(Stored data)
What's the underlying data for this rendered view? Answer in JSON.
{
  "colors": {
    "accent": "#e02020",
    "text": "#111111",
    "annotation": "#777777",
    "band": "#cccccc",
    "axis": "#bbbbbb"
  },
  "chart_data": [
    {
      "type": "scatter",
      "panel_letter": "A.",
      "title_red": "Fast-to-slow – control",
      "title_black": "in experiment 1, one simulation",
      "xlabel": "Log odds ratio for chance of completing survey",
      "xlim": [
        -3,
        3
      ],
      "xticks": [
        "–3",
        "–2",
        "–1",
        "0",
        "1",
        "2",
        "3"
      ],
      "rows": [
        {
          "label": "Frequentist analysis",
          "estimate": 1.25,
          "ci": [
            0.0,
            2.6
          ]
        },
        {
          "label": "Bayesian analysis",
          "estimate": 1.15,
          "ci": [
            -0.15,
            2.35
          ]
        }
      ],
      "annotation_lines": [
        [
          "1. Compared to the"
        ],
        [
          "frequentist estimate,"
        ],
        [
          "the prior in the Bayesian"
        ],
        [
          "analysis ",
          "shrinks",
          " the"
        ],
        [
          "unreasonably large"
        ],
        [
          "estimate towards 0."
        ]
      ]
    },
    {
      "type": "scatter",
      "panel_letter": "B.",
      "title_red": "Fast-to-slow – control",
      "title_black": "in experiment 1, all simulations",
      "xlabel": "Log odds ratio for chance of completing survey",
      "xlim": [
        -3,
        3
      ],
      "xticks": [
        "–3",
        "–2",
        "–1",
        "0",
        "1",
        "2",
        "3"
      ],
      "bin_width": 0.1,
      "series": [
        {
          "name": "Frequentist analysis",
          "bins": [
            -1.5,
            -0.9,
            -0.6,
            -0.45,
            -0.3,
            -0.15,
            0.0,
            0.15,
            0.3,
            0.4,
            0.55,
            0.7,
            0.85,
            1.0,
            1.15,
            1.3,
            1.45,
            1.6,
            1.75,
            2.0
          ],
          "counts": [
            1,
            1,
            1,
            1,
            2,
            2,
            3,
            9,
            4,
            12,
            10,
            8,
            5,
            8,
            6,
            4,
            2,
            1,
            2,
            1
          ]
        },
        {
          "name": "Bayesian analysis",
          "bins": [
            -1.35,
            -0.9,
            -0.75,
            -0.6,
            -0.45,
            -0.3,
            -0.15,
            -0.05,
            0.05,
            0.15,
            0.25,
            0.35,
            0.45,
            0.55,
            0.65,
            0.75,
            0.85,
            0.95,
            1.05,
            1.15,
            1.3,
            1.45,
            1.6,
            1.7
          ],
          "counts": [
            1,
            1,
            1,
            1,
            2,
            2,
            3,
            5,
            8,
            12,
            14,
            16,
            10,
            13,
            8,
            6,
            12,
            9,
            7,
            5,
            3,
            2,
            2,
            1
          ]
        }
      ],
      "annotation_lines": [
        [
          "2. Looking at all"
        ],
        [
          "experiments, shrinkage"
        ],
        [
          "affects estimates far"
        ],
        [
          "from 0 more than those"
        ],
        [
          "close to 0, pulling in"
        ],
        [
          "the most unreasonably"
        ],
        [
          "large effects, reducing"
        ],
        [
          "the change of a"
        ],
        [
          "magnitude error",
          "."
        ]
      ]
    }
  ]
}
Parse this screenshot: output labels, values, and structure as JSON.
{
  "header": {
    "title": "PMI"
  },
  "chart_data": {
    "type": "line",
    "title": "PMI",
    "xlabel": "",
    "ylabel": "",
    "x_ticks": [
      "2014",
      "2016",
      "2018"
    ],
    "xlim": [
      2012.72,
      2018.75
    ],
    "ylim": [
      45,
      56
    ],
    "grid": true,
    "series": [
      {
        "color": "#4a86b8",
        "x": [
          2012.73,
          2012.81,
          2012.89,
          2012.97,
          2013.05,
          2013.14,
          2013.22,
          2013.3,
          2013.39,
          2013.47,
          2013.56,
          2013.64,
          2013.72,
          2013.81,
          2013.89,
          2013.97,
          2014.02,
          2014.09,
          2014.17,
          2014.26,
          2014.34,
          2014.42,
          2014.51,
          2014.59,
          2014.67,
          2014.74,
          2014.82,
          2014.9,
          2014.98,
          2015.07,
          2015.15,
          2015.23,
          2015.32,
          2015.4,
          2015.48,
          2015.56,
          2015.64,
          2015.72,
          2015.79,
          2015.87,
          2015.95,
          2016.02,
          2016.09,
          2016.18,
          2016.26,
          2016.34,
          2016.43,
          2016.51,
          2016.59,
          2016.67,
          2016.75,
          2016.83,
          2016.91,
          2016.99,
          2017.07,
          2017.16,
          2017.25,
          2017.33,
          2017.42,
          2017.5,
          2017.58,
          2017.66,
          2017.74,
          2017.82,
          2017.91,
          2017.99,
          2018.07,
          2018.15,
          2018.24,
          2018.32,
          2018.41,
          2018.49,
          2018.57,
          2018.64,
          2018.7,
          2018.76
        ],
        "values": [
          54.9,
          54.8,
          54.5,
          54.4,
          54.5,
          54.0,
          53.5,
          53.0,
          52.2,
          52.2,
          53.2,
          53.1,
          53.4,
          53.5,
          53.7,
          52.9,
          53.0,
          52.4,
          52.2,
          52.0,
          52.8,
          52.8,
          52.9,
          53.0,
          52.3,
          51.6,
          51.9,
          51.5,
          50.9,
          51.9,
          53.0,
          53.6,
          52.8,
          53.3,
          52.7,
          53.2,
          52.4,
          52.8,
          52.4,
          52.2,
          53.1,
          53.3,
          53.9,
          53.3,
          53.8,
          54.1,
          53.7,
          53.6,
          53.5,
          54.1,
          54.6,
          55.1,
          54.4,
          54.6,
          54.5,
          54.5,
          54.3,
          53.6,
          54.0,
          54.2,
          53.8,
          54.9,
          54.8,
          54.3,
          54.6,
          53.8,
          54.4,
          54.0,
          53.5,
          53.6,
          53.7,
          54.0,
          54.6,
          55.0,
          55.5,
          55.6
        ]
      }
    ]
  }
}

What you are asked to do: Give back the data above exactly as it appears.

Solution for this problem:
What's the underlying data for this rendered view? Answer in JSON.
{
  "colors": {
    "accent": "#e02020",
    "text": "#111111",
    "annotation": "#777777",
    "band": "#cccccc",
    "axis": "#bbbbbb"
  },
  "chart_data": [
    {
      "type": "scatter",
      "panel_letter": "A.",
      "title_red": "Fast-to-slow – control",
      "title_black": "in experiment 1, one simulation",
      "xlabel": "Log odds ratio for chance of completing survey",
      "xlim": [
        -3,
        3
      ],
      "xticks": [
        "–3",
        "–2",
        "–1",
        "0",
        "1",
        "2",
        "3"
      ],
      "rows": [
        {
          "label": "Frequentist analysis",
          "estimate": 1.25,
          "ci": [
            0.0,
            2.6
          ]
        },
        {
          "label": "Bayesian analysis",
          "estimate": 1.15,
          "ci": [
            -0.15,
            2.35
          ]
        }
      ],
      "annotation_lines": [
        [
          "1. Compared to the"
        ],
        [
          "frequentist estimate,"
        ],
        [
          "the prior in the Bayesian"
        ],
        [
          "analysis ",
          "shrinks",
          " the"
        ],
        [
          "unreasonably large"
        ],
        [
          "estimate towards 0."
        ]
      ]
    },
    {
      "type": "scatter",
      "panel_letter": "B.",
      "title_red": "Fast-to-slow – control",
      "title_black": "in experiment 1, all simulations",
      "xlabel": "Log odds ratio for chance of completing survey",
      "xlim": [
        -3,
        3
      ],
      "xticks": [
        "–3",
        "–2",
        "–1",
        "0",
        "1",
        "2",
        "3"
      ],
      "bin_width": 0.1,
      "series": [
        {
          "name": "Frequentist analysis",
          "bins": [
            -1.5,
            -0.9,
            -0.6,
            -0.45,
            -0.3,
            -0.15,
            0.0,
            0.15,
            0.3,
            0.4,
            0.55,
            0.7,
            0.85,
            1.0,
            1.15,
            1.3,
            1.45,
            1.6,
            1.75,
            2.0
          ],
          "counts": [
            1,
            1,
            1,
            1,
            2,
            2,
            3,
            9,
            4,
            12,
            10,
            8,
            5,
            8,
            6,
            4,
            2,
            1,
            2,
            1
          ]
        },
        {
          "name": "Bayesian analysis",
          "bins": [
            -1.35,
            -0.9,
            -0.75,
            -0.6,
            -0.45,
            -0.3,
            -0.15,
            -0.05,
            0.05,
            0.15,
            0.25,
            0.35,
            0.45,
            0.55,
            0.65,
            0.75,
            0.85,
            0.95,
            1.05,
            1.15,
            1.3,
            1.45,
            1.6,
            1.7
          ],
          "counts": [
            1,
            1,
            1,
            1,
            2,
            2,
            3,
            5,
            8,
            12,
            14,
            16,
            10,
            13,
            8,
            6,
            12,
            9,
            7,
            5,
            3,
            2,
            2,
            1
          ]
        }
      ],
      "annotation_lines": [
        [
          "2. Looking at all"
        ],
        [
          "experiments, shrinkage"
        ],
        [
          "affects estimates far"
        ],
        [
          "from 0 more than those"
        ],
        [
          "close to 0, pulling in"
        ],
        [
          "the most unreasonably"
        ],
        [
          "large effects, reducing"
        ],
        [
          "the change of a"
        ],
        [
          "magnitude error",
          "."
        ]
      ]
    }
  ]
}
Parse this screenshot: output labels, values, and structure as JSON.
{
  "header": {
    "title": "PMI"
  },
  "chart_data": {
    "type": "line",
    "title": "PMI",
    "xlabel": "",
    "ylabel": "",
    "x_ticks": [
      "2014",
      "2016",
      "2018"
    ],
    "xlim": [
      2012.72,
      2018.75
    ],
    "ylim": [
      45,
      56
    ],
    "grid": true,
    "series": [
      {
        "color": "#4a86b8",
        "x": [
          2012.73,
          2012.81,
          2012.89,
          2012.97,
          2013.05,
          2013.14,
          2013.22,
          2013.3,
          2013.39,
          2013.47,
          2013.56,
          2013.64,
          2013.72,
          2013.81,
          2013.89,
          2013.97,
          2014.02,
          2014.09,
          2014.17,
          2014.26,
          2014.34,
          2014.42,
          2014.51,
          2014.59,
          2014.67,
          2014.74,
          2014.82,
          2014.9,
          2014.98,
          2015.07,
          2015.15,
          2015.23,
          2015.32,
          2015.4,
          2015.48,
          2015.56,
          2015.64,
          2015.72,
          2015.79,
          2015.87,
          2015.95,
          2016.02,
          2016.09,
          2016.18,
          2016.26,
          2016.34,
          2016.43,
          2016.51,
          2016.59,
          2016.67,
          2016.75,
          2016.83,
          2016.91,
          2016.99,
          2017.07,
          2017.16,
          2017.25,
          2017.33,
          2017.42,
          2017.5,
          2017.58,
          2017.66,
          2017.74,
          2017.82,
          2017.91,
          2017.99,
          2018.07,
          2018.15,
          2018.24,
          2018.32,
          2018.41,
          2018.49,
          2018.57,
          2018.64,
          2018.7,
          2018.76
        ],
        "values": [
          54.9,
          54.8,
          54.5,
          54.4,
          54.5,
          54.0,
          53.5,
          53.0,
          52.2,
          52.2,
          53.2,
          53.1,
          53.4,
          53.5,
          53.7,
          52.9,
          53.0,
          52.4,
          52.2,
          52.0,
          52.8,
          52.8,
          52.9,
          53.0,
          52.3,
          51.6,
          51.9,
          51.5,
          50.9,
          51.9,
          53.0,
          53.6,
          52.8,
          53.3,
          52.7,
          53.2,
          52.4,
          52.8,
          52.4,
          52.2,
          53.1,
          53.3,
          53.9,
          53.3,
          53.8,
          54.1,
          53.7,
          53.6,
          53.5,
          54.1,
          54.6,
          55.1,
          54.4,
          54.6,
          54.5,
          54.5,
          54.3,
          53.6,
          54.0,
          54.2,
          53.8,
          54.9,
          54.8,
          54.3,
          54.6,
          53.8,
          54.4,
          54.0,
          53.5,
          53.6,
          53.7,
          54.0,
          54.6,
          55.0,
          55.5,
          55.6
        ]
      }
    ]
  }
}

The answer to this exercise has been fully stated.